-- Chart and figure data --
____________________
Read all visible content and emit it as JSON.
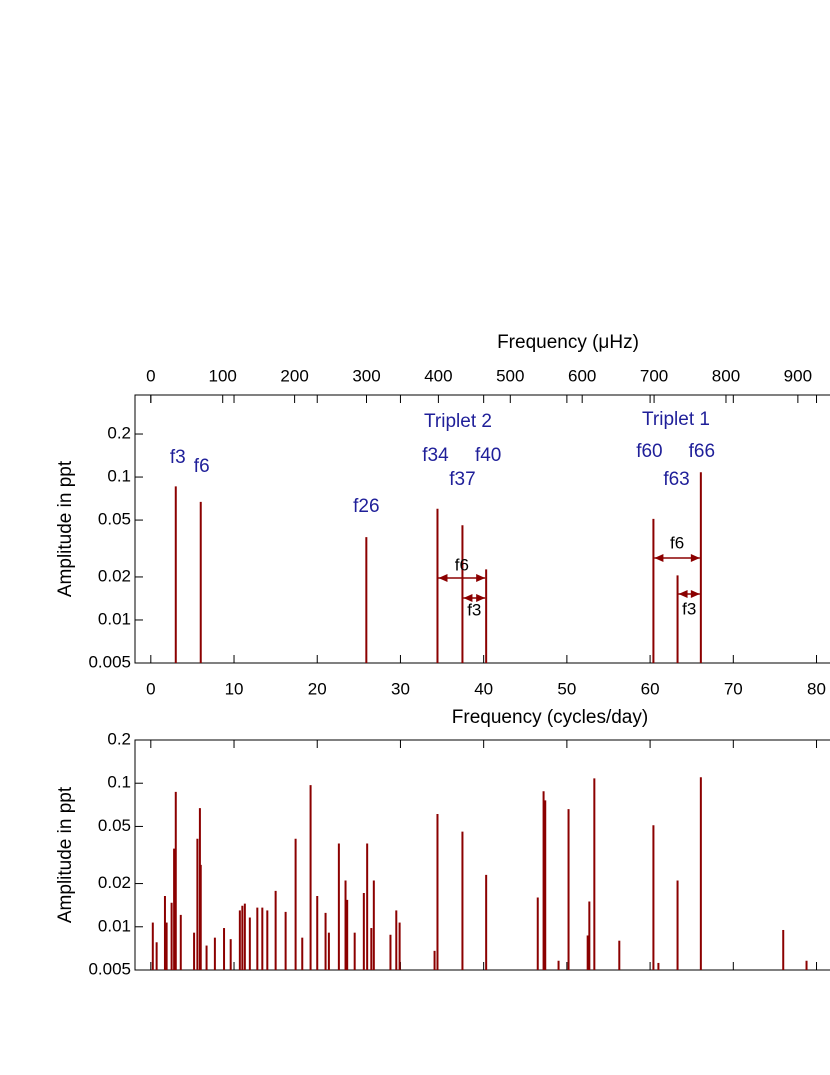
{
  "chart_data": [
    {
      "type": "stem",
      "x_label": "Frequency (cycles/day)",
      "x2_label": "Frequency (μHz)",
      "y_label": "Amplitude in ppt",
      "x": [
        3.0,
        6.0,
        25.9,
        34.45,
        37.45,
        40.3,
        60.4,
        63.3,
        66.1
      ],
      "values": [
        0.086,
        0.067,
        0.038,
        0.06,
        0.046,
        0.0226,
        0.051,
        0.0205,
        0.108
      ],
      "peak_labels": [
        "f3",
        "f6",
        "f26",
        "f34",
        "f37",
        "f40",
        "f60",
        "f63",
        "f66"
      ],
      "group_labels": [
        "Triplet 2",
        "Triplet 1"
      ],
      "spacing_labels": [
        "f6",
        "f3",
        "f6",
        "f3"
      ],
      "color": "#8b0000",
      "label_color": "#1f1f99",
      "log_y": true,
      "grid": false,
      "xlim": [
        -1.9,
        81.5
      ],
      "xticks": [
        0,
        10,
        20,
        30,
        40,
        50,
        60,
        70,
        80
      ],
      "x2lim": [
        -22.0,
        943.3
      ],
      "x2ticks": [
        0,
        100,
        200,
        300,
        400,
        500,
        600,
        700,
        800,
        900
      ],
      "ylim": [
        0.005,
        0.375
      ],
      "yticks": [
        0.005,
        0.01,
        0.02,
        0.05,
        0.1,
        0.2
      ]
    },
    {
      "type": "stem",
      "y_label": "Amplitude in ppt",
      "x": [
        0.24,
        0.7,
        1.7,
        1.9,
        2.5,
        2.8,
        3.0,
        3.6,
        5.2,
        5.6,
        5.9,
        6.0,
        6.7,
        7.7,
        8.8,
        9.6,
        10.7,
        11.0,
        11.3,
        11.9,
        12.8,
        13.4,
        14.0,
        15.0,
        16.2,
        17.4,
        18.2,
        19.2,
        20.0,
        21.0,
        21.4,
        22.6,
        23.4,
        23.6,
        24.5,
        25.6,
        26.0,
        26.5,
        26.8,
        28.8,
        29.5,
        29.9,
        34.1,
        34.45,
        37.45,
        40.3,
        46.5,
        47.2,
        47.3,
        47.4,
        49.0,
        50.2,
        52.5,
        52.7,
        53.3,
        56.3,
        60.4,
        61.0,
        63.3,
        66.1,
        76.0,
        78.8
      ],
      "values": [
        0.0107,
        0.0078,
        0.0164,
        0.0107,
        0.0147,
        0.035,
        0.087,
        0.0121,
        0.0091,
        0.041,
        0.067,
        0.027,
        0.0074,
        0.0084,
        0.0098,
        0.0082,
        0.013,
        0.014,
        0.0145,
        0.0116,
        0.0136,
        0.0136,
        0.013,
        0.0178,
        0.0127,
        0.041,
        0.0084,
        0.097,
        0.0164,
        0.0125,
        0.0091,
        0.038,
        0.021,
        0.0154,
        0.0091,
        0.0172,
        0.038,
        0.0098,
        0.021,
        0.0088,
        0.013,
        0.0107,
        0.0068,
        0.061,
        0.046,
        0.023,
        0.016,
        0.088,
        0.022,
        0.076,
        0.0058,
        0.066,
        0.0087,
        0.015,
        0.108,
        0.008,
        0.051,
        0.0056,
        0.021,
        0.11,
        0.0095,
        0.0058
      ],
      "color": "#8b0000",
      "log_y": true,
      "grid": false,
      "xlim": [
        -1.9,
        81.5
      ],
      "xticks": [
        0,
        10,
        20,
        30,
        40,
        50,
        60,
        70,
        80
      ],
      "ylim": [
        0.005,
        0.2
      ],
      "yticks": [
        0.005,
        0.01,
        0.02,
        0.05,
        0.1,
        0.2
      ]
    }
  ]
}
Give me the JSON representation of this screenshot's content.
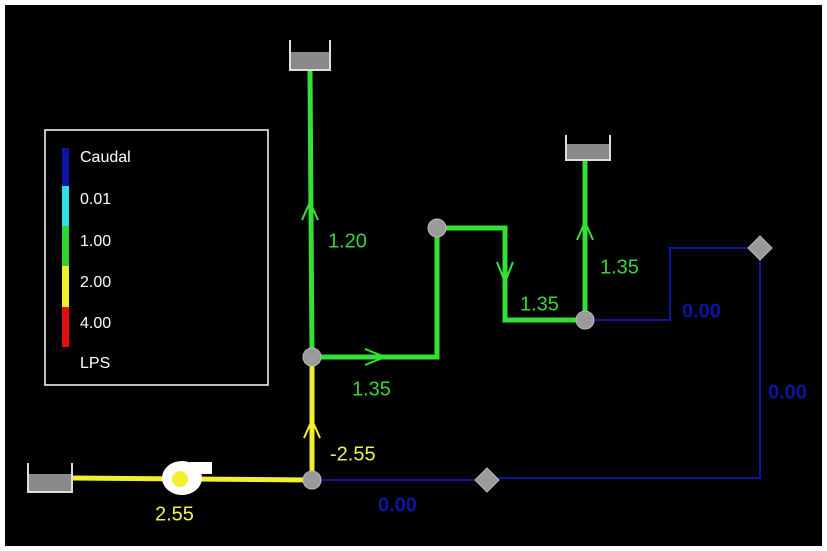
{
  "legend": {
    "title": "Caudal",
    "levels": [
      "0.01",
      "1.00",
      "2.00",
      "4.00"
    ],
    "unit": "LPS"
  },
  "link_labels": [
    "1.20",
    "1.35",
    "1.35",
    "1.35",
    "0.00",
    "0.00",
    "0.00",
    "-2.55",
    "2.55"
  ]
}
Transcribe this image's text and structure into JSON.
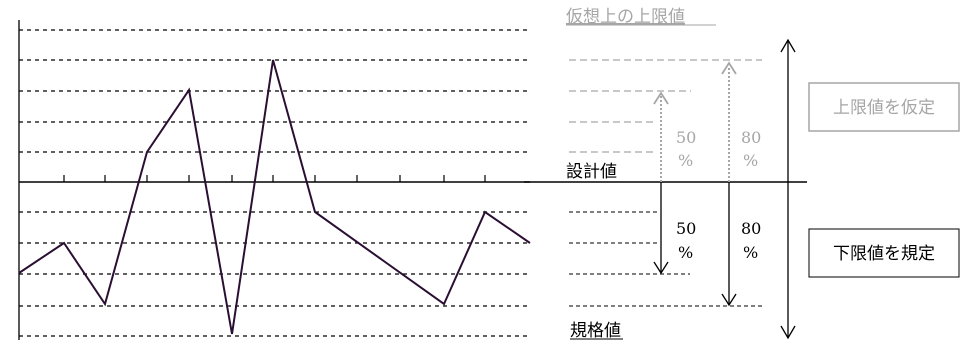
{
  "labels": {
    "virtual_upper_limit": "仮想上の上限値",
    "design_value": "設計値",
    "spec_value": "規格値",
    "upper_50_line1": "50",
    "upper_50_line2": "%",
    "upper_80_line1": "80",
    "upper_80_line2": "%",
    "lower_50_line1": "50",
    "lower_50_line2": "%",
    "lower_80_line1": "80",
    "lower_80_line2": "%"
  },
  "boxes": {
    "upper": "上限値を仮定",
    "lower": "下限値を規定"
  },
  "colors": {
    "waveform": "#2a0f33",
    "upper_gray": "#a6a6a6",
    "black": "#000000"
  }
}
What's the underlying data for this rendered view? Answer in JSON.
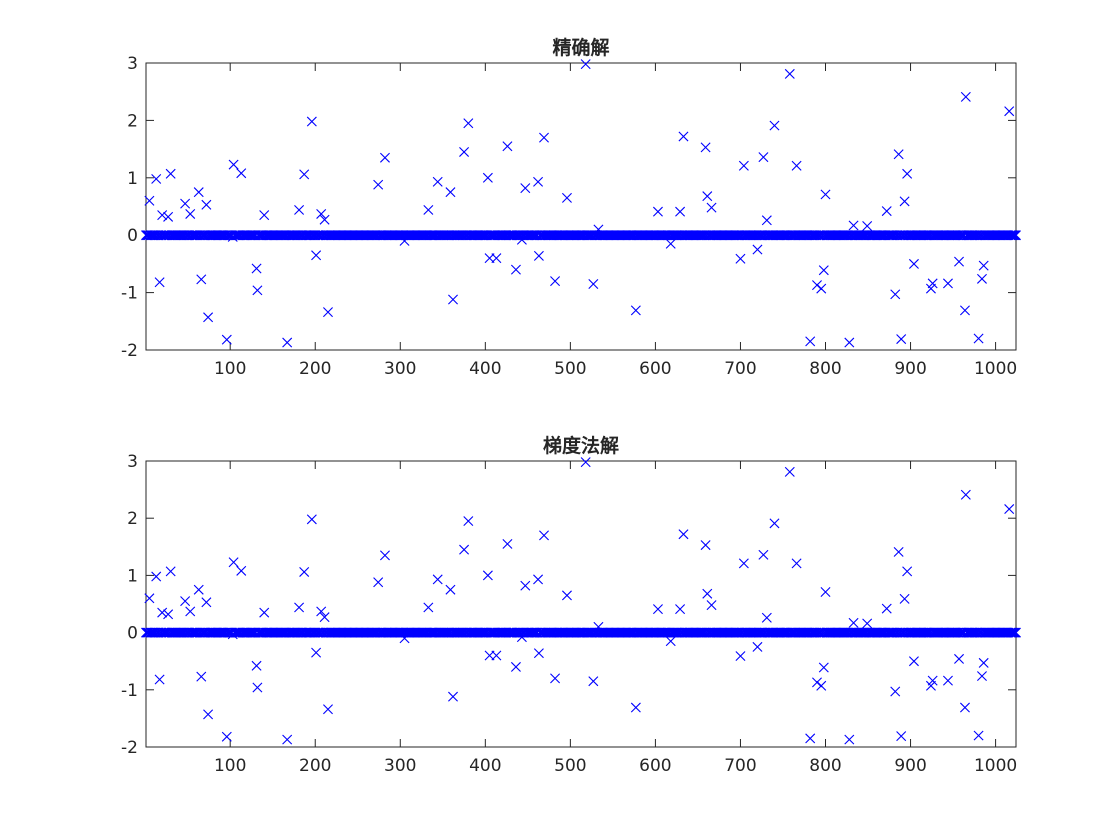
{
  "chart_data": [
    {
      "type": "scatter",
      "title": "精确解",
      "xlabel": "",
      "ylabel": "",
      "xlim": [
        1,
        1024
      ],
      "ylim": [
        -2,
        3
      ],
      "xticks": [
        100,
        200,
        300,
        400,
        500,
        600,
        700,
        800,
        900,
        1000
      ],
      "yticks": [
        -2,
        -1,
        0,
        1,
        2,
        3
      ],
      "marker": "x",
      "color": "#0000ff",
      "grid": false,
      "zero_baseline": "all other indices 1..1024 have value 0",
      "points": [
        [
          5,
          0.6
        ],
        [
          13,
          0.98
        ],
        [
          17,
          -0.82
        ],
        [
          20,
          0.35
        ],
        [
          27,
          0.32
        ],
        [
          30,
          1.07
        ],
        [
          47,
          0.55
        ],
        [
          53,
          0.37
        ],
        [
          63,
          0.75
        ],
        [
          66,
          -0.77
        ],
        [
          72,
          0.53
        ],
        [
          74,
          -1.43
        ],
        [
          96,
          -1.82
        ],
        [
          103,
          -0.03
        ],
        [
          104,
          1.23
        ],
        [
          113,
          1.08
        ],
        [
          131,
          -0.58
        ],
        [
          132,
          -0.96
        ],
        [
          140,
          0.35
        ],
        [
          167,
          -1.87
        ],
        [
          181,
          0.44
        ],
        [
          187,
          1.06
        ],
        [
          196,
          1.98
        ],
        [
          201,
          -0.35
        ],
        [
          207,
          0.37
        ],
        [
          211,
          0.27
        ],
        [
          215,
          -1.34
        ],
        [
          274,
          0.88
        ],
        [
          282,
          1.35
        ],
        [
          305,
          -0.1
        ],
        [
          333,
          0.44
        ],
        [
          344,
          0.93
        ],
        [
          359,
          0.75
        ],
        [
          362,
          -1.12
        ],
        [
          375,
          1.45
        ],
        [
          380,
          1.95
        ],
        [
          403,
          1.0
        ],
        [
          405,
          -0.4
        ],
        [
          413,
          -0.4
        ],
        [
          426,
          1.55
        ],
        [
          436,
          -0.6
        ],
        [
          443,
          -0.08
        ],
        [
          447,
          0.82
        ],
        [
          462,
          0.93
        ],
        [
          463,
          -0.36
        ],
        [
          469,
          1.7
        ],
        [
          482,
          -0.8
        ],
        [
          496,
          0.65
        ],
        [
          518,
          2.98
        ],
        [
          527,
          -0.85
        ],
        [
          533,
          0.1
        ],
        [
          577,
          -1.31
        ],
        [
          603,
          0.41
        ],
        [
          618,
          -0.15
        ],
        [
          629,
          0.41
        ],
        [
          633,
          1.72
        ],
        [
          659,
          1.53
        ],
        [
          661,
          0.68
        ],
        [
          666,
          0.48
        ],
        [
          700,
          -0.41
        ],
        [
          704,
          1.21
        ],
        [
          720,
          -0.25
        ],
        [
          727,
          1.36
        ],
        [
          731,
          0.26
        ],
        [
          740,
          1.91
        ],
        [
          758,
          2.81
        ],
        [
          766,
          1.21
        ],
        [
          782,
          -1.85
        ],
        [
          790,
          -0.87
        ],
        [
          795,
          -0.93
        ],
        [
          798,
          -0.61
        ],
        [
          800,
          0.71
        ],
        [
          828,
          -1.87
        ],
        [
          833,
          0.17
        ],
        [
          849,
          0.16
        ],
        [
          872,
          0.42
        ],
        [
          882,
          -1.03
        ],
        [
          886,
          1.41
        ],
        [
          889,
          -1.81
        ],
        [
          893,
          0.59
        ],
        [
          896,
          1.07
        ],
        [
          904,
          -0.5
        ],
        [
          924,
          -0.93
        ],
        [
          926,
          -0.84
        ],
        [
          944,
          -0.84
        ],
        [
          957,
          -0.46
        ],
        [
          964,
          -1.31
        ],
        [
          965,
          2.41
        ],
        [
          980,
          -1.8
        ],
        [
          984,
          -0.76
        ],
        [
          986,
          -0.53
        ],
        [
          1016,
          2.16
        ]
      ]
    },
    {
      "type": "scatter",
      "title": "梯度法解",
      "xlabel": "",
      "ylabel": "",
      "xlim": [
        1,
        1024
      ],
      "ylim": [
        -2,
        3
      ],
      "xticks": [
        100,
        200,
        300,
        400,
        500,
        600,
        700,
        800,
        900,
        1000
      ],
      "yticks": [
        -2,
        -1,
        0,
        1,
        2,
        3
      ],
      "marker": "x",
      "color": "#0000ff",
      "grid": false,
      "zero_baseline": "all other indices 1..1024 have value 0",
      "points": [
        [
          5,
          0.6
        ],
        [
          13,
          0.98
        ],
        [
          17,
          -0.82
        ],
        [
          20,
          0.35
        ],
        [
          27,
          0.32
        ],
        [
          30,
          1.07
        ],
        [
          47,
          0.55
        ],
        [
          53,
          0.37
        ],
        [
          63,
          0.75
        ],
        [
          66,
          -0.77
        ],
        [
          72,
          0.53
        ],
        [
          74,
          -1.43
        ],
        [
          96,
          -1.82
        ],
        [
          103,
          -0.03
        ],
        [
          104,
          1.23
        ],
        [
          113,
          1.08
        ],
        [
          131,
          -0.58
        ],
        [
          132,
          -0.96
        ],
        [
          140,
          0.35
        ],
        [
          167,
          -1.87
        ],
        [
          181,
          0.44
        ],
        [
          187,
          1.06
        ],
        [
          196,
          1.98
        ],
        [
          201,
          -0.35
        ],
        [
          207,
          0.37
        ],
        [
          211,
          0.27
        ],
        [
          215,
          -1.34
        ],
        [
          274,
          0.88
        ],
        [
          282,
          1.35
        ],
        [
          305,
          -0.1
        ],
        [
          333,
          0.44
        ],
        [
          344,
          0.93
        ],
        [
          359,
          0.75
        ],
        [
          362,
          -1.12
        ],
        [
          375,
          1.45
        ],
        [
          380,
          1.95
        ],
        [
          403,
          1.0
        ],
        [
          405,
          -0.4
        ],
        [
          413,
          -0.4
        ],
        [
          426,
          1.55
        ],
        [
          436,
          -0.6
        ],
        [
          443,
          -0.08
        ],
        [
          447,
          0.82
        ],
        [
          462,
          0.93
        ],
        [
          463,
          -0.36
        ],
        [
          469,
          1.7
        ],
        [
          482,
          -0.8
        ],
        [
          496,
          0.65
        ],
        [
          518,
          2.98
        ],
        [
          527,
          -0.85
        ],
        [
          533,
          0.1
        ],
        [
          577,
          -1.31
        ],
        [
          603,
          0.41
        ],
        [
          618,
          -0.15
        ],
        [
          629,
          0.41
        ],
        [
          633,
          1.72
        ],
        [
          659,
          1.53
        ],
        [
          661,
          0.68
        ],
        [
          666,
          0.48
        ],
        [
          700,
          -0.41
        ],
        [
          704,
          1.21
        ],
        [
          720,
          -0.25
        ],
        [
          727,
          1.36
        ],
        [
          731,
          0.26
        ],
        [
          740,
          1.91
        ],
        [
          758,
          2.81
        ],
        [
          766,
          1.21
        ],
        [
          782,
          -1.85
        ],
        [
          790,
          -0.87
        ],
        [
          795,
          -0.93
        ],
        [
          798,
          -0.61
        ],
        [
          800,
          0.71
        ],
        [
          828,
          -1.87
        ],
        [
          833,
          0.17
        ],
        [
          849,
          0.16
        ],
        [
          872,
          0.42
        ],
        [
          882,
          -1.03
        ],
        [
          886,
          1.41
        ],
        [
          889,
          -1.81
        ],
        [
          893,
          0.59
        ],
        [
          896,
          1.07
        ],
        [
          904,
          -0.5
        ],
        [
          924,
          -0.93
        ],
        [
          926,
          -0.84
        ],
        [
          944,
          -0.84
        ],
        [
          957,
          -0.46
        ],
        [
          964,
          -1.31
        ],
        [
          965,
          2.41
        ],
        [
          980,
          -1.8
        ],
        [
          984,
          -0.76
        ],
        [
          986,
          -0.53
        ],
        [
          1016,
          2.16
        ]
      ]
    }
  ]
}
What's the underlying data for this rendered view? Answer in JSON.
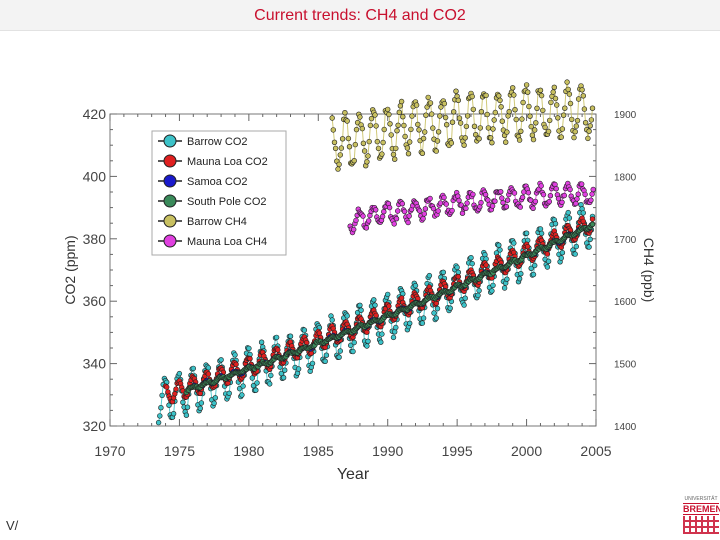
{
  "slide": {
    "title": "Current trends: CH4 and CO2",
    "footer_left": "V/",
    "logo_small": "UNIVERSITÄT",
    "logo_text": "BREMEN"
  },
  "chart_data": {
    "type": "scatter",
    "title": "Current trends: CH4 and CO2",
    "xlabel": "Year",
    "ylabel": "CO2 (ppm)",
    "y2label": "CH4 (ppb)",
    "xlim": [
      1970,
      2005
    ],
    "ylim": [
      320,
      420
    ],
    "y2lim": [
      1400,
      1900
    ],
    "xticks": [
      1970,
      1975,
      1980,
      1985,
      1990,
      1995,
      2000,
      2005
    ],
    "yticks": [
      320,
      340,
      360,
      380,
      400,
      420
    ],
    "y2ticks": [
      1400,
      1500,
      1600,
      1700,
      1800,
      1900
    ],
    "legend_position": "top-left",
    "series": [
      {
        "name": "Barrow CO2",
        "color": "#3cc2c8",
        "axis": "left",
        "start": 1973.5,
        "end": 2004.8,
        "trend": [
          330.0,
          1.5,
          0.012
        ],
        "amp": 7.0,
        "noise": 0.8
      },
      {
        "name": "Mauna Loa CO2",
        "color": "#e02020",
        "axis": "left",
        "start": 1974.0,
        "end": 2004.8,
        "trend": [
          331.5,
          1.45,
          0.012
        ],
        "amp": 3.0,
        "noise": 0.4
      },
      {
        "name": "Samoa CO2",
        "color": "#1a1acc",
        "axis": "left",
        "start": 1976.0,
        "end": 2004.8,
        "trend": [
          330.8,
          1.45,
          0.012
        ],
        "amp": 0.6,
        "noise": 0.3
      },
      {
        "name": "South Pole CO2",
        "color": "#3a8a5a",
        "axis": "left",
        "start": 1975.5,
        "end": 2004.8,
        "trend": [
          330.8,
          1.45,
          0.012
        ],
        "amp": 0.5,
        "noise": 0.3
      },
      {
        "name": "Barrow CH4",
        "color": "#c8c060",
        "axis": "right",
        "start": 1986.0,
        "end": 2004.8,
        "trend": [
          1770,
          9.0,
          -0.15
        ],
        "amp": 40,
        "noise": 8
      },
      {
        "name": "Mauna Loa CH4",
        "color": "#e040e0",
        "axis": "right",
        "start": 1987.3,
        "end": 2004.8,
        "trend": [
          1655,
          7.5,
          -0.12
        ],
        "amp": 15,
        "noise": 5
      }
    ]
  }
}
____________________
-- Directive --
State the number of lines in these entries that include the string "Frequency". Provide nothing beyond that number.

-- Reply --
2